**Exercise material**

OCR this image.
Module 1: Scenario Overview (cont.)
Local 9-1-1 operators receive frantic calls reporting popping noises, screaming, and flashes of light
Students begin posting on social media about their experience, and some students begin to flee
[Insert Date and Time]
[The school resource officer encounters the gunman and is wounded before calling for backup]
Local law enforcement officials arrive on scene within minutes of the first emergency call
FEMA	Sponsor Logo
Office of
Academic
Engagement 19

**Task requirements**
Using the listing above, retype each line exactly.

**Result**
OCR this image.
Module 1: Scenario Overview (cont.)
Local 9-1-1 operators receive frantic calls reporting popping noises, screaming, and flashes of light
Students begin posting on social media about their experience, and some students begin to flee
[Insert Date and Time]
[The school resource officer encounters the gunman and is wounded before calling for backup]
Local law enforcement officials arrive on scene within minutes of the first emergency call
FEMA	Sponsor Logo
Office of
Academic
Engagement 19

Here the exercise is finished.